[Stored data]
═══

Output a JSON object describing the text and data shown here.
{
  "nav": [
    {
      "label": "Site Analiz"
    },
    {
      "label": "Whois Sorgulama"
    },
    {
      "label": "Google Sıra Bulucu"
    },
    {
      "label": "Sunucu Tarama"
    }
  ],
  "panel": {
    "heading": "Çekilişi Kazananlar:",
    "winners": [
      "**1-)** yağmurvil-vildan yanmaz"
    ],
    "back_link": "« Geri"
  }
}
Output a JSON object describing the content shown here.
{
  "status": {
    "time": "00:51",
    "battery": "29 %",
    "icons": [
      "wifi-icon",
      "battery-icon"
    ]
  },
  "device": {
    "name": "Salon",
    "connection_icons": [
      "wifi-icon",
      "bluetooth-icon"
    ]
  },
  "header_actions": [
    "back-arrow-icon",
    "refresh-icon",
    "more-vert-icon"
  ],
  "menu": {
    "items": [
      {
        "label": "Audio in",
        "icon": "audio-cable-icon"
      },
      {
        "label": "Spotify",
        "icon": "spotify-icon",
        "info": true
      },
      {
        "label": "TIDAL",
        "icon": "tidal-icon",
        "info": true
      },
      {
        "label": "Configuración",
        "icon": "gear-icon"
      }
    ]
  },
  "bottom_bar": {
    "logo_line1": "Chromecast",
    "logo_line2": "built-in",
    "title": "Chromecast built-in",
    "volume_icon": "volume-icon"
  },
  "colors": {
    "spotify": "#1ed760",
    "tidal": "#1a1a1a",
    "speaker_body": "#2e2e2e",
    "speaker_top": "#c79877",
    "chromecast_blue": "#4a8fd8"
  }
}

═══

INSTRUCTIONS TO FOLLOW ▸ How many lines in these entries contain the string "built"? State the number and nothing more.

COMPLETED EXERCISE ▸ 2